(Records about charts and figures)
..............................
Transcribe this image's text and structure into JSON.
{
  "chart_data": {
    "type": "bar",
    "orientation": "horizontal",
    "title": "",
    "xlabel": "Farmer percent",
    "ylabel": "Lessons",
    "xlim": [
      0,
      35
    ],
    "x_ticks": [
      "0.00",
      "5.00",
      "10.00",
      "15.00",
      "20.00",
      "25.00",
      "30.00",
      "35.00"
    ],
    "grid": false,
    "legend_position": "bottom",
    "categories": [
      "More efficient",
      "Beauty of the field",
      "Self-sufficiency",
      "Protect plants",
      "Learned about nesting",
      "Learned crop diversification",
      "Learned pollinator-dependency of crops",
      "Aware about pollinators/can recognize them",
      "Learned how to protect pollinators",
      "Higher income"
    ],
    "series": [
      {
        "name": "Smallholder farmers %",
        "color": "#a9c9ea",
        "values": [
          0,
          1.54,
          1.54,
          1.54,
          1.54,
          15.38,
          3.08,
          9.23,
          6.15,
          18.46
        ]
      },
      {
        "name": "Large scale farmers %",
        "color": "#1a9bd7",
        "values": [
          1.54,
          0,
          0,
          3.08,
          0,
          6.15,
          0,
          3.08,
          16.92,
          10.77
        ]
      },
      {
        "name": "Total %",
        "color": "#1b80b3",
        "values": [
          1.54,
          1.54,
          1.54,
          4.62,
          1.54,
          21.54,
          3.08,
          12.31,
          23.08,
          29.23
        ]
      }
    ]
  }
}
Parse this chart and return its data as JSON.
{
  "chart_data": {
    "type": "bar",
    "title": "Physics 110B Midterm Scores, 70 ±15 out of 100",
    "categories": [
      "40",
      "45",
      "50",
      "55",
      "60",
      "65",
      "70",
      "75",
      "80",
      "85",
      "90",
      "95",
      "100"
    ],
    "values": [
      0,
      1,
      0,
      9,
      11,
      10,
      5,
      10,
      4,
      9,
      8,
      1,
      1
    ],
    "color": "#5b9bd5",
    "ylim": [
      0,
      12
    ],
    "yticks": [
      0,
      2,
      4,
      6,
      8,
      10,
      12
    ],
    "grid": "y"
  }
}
..............................
AIM OF THE EXERCISE
Return exactly the lines from the one containing "Parse this chart and return its data as JSON." to the last line of the data, and nothing more.

SOLUTION TO THE PROBLEM
Parse this chart and return its data as JSON.
{
  "chart_data": {
    "type": "bar",
    "title": "Physics 110B Midterm Scores, 70 ±15 out of 100",
    "categories": [
      "40",
      "45",
      "50",
      "55",
      "60",
      "65",
      "70",
      "75",
      "80",
      "85",
      "90",
      "95",
      "100"
    ],
    "values": [
      0,
      1,
      0,
      9,
      11,
      10,
      5,
      10,
      4,
      9,
      8,
      1,
      1
    ],
    "color": "#5b9bd5",
    "ylim": [
      0,
      12
    ],
    "yticks": [
      0,
      2,
      4,
      6,
      8,
      10,
      12
    ],
    "grid": "y"
  }
}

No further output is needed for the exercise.